Work required:
Repeat every entry in the listing below, exactly.

╭─ Input for this task

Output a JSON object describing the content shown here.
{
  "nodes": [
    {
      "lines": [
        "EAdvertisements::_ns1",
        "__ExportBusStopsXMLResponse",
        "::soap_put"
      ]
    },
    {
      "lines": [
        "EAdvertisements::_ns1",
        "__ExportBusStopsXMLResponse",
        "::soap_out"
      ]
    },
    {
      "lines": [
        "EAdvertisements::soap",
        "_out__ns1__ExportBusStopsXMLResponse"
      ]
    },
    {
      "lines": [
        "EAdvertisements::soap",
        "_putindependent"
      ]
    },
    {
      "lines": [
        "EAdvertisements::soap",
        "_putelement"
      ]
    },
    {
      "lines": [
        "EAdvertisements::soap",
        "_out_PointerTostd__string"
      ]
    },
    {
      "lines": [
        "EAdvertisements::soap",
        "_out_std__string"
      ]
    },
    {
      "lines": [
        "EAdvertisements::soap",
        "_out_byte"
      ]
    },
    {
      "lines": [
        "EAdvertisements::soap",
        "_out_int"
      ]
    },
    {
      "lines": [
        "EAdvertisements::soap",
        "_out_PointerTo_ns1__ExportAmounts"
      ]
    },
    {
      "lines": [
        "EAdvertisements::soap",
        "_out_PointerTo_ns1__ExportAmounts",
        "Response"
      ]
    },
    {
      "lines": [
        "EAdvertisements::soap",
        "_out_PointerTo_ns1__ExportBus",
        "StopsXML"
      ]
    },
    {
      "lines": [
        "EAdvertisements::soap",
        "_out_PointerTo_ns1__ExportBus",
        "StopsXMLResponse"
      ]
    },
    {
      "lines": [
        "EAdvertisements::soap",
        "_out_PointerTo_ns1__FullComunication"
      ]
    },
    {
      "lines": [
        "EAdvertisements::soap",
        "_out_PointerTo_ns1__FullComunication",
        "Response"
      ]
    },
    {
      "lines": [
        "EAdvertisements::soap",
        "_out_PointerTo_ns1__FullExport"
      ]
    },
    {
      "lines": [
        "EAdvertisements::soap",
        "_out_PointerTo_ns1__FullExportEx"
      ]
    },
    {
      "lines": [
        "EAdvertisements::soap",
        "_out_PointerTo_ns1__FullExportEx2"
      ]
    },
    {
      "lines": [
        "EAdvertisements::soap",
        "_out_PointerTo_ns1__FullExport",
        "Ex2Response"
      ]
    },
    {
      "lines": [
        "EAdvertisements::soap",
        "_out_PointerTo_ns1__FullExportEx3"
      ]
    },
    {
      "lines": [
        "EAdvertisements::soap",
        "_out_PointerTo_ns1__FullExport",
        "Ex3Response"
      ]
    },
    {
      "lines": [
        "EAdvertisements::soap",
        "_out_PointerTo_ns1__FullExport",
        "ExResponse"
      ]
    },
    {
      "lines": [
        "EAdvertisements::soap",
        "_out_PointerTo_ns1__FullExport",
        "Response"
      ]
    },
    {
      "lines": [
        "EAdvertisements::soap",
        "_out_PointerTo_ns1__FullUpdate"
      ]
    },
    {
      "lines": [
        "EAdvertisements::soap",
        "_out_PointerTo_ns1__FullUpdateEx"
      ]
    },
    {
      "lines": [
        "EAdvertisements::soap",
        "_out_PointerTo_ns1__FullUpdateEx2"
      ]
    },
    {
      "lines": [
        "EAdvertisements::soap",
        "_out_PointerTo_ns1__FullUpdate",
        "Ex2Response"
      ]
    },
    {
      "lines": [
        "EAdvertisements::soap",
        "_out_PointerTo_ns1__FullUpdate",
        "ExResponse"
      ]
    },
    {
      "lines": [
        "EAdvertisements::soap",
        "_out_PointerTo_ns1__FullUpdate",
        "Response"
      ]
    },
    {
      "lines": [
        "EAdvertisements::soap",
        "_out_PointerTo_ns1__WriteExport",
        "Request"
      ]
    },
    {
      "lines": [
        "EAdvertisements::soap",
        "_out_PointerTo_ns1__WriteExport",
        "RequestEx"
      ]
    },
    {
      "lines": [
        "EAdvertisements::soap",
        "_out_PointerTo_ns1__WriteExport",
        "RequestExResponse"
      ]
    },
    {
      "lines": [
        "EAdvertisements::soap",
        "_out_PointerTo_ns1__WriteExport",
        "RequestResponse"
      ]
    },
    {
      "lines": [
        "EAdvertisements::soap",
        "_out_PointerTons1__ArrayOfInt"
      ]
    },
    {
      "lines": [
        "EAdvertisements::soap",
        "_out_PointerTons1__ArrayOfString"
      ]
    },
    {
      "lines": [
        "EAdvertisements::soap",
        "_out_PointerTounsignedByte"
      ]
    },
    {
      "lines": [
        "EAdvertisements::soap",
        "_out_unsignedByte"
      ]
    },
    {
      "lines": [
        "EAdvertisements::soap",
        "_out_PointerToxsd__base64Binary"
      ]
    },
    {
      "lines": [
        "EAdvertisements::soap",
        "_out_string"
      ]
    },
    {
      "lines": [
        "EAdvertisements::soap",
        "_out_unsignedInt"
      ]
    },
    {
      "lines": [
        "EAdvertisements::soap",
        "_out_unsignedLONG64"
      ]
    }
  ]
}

╰─

Complete response:
Output a JSON object describing the content shown here.
{
  "nodes": [
    {
      "lines": [
        "EAdvertisements::_ns1",
        "__ExportBusStopsXMLResponse",
        "::soap_put"
      ]
    },
    {
      "lines": [
        "EAdvertisements::_ns1",
        "__ExportBusStopsXMLResponse",
        "::soap_out"
      ]
    },
    {
      "lines": [
        "EAdvertisements::soap",
        "_out__ns1__ExportBusStopsXMLResponse"
      ]
    },
    {
      "lines": [
        "EAdvertisements::soap",
        "_putindependent"
      ]
    },
    {
      "lines": [
        "EAdvertisements::soap",
        "_putelement"
      ]
    },
    {
      "lines": [
        "EAdvertisements::soap",
        "_out_PointerTostd__string"
      ]
    },
    {
      "lines": [
        "EAdvertisements::soap",
        "_out_std__string"
      ]
    },
    {
      "lines": [
        "EAdvertisements::soap",
        "_out_byte"
      ]
    },
    {
      "lines": [
        "EAdvertisements::soap",
        "_out_int"
      ]
    },
    {
      "lines": [
        "EAdvertisements::soap",
        "_out_PointerTo_ns1__ExportAmounts"
      ]
    },
    {
      "lines": [
        "EAdvertisements::soap",
        "_out_PointerTo_ns1__ExportAmounts",
        "Response"
      ]
    },
    {
      "lines": [
        "EAdvertisements::soap",
        "_out_PointerTo_ns1__ExportBus",
        "StopsXML"
      ]
    },
    {
      "lines": [
        "EAdvertisements::soap",
        "_out_PointerTo_ns1__ExportBus",
        "StopsXMLResponse"
      ]
    },
    {
      "lines": [
        "EAdvertisements::soap",
        "_out_PointerTo_ns1__FullComunication"
      ]
    },
    {
      "lines": [
        "EAdvertisements::soap",
        "_out_PointerTo_ns1__FullComunication",
        "Response"
      ]
    },
    {
      "lines": [
        "EAdvertisements::soap",
        "_out_PointerTo_ns1__FullExport"
      ]
    },
    {
      "lines": [
        "EAdvertisements::soap",
        "_out_PointerTo_ns1__FullExportEx"
      ]
    },
    {
      "lines": [
        "EAdvertisements::soap",
        "_out_PointerTo_ns1__FullExportEx2"
      ]
    },
    {
      "lines": [
        "EAdvertisements::soap",
        "_out_PointerTo_ns1__FullExport",
        "Ex2Response"
      ]
    },
    {
      "lines": [
        "EAdvertisements::soap",
        "_out_PointerTo_ns1__FullExportEx3"
      ]
    },
    {
      "lines": [
        "EAdvertisements::soap",
        "_out_PointerTo_ns1__FullExport",
        "Ex3Response"
      ]
    },
    {
      "lines": [
        "EAdvertisements::soap",
        "_out_PointerTo_ns1__FullExport",
        "ExResponse"
      ]
    },
    {
      "lines": [
        "EAdvertisements::soap",
        "_out_PointerTo_ns1__FullExport",
        "Response"
      ]
    },
    {
      "lines": [
        "EAdvertisements::soap",
        "_out_PointerTo_ns1__FullUpdate"
      ]
    },
    {
      "lines": [
        "EAdvertisements::soap",
        "_out_PointerTo_ns1__FullUpdateEx"
      ]
    },
    {
      "lines": [
        "EAdvertisements::soap",
        "_out_PointerTo_ns1__FullUpdateEx2"
      ]
    },
    {
      "lines": [
        "EAdvertisements::soap",
        "_out_PointerTo_ns1__FullUpdate",
        "Ex2Response"
      ]
    },
    {
      "lines": [
        "EAdvertisements::soap",
        "_out_PointerTo_ns1__FullUpdate",
        "ExResponse"
      ]
    },
    {
      "lines": [
        "EAdvertisements::soap",
        "_out_PointerTo_ns1__FullUpdate",
        "Response"
      ]
    },
    {
      "lines": [
        "EAdvertisements::soap",
        "_out_PointerTo_ns1__WriteExport",
        "Request"
      ]
    },
    {
      "lines": [
        "EAdvertisements::soap",
        "_out_PointerTo_ns1__WriteExport",
        "RequestEx"
      ]
    },
    {
      "lines": [
        "EAdvertisements::soap",
        "_out_PointerTo_ns1__WriteExport",
        "RequestExResponse"
      ]
    },
    {
      "lines": [
        "EAdvertisements::soap",
        "_out_PointerTo_ns1__WriteExport",
        "RequestResponse"
      ]
    },
    {
      "lines": [
        "EAdvertisements::soap",
        "_out_PointerTons1__ArrayOfInt"
      ]
    },
    {
      "lines": [
        "EAdvertisements::soap",
        "_out_PointerTons1__ArrayOfString"
      ]
    },
    {
      "lines": [
        "EAdvertisements::soap",
        "_out_PointerTounsignedByte"
      ]
    },
    {
      "lines": [
        "EAdvertisements::soap",
        "_out_unsignedByte"
      ]
    },
    {
      "lines": [
        "EAdvertisements::soap",
        "_out_PointerToxsd__base64Binary"
      ]
    },
    {
      "lines": [
        "EAdvertisements::soap",
        "_out_string"
      ]
    },
    {
      "lines": [
        "EAdvertisements::soap",
        "_out_unsignedInt"
      ]
    },
    {
      "lines": [
        "EAdvertisements::soap",
        "_out_unsignedLONG64"
      ]
    }
  ]
}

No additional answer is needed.